┌──
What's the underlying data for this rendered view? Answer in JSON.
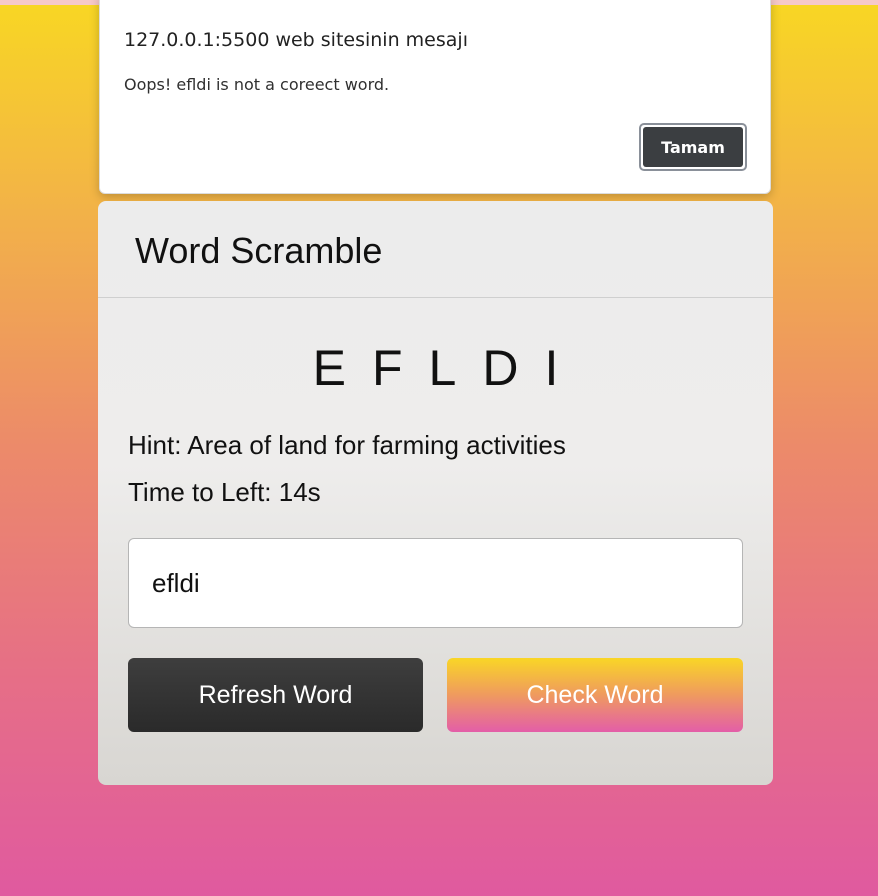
{
  "alert": {
    "title": "127.0.0.1:5500 web sitesinin mesajı",
    "message": "Oops! efldi is not a coreect word.",
    "ok_label": "Tamam"
  },
  "game": {
    "title": "Word Scramble",
    "scrambled_word": "EFLDI",
    "hint_text": "Hint: Area of land for farming activities",
    "time_text": "Time to Left: 14s",
    "input_value": "efldi",
    "refresh_label": "Refresh Word",
    "check_label": "Check Word"
  },
  "colors": {
    "background_top": "#f8d723",
    "background_bottom": "#e05a9f",
    "refresh_button": "#333333",
    "check_button_top": "#f9d626",
    "check_button_bottom": "#e35ea8"
  }
}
└──
> Your objective
What you return should match the records above word for word, minus the pictures.

> Response to the exercise
What's the underlying data for this rendered view? Answer in JSON.
{
  "alert": {
    "title": "127.0.0.1:5500 web sitesinin mesajı",
    "message": "Oops! efldi is not a coreect word.",
    "ok_label": "Tamam"
  },
  "game": {
    "title": "Word Scramble",
    "scrambled_word": "EFLDI",
    "hint_text": "Hint: Area of land for farming activities",
    "time_text": "Time to Left: 14s",
    "input_value": "efldi",
    "refresh_label": "Refresh Word",
    "check_label": "Check Word"
  },
  "colors": {
    "background_top": "#f8d723",
    "background_bottom": "#e05a9f",
    "refresh_button": "#333333",
    "check_button_top": "#f9d626",
    "check_button_bottom": "#e35ea8"
  }
}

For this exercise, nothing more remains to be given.